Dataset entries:
----------

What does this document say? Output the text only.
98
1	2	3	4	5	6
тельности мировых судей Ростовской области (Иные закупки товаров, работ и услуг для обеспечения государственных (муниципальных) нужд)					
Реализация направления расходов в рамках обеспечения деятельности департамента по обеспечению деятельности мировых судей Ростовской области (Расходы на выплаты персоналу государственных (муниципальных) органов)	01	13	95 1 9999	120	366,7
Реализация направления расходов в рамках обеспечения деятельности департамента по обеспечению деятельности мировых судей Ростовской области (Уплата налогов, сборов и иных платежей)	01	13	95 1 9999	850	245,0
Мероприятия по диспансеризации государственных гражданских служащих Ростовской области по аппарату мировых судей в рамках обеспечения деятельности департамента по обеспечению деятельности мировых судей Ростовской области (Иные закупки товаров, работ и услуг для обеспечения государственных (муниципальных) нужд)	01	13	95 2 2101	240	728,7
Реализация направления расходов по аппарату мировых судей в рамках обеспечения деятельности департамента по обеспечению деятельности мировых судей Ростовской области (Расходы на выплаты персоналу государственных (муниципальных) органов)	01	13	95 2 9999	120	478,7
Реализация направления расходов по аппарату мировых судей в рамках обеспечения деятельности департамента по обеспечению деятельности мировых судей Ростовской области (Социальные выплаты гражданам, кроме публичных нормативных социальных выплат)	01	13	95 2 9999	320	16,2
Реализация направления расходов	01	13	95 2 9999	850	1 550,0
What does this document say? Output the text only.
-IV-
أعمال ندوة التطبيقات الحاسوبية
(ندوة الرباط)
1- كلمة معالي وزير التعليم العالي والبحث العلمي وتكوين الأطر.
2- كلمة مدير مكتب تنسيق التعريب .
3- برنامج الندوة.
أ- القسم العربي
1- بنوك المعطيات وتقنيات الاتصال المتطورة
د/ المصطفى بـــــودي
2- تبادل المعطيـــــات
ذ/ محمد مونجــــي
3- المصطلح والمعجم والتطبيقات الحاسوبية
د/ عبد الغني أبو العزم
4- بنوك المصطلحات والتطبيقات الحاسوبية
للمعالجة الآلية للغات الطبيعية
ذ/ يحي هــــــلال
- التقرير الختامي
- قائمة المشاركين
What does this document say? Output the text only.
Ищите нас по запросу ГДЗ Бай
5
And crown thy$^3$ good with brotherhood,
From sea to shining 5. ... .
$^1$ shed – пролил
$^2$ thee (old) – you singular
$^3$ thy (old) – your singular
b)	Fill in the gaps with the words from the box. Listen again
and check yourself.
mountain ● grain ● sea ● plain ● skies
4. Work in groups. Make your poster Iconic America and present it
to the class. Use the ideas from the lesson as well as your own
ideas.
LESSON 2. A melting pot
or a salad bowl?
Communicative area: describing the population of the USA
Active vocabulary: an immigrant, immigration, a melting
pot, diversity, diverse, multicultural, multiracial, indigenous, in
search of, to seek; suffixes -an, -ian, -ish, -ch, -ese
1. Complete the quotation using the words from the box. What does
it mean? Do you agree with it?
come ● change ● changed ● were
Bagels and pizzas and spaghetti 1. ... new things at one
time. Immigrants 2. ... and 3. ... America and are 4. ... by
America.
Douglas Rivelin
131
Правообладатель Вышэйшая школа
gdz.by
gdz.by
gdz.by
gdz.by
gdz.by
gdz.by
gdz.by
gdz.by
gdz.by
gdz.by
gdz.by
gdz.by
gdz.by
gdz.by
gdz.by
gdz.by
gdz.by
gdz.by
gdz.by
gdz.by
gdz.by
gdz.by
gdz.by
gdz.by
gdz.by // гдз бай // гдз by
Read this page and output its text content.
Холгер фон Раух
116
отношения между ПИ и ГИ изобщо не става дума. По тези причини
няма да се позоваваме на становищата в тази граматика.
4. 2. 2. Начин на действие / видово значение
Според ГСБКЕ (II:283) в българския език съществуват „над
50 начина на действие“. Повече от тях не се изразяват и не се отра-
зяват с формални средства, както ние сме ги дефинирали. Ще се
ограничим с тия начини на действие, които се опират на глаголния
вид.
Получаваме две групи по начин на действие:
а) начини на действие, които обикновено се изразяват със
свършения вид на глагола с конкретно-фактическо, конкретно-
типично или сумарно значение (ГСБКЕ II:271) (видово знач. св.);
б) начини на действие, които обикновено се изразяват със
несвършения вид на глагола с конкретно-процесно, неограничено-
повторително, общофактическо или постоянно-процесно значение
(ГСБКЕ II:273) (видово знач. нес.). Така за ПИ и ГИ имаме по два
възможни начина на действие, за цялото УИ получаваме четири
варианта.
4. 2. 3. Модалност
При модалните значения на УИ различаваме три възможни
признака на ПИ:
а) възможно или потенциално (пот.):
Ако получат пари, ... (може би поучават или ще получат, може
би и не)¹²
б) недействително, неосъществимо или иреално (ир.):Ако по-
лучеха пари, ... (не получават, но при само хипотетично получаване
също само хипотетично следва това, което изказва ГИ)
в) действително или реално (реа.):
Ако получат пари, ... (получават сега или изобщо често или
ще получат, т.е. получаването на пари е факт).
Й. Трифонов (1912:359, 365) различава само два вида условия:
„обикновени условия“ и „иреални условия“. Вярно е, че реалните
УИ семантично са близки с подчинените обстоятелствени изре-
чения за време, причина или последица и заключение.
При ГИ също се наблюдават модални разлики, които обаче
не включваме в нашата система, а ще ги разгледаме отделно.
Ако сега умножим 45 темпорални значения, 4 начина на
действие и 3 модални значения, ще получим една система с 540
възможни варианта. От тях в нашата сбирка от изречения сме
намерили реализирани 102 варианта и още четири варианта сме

----------

* _Request_: Look through the records above and report how many lines hold the word "действие", giving only the number.

* _Reply_: 8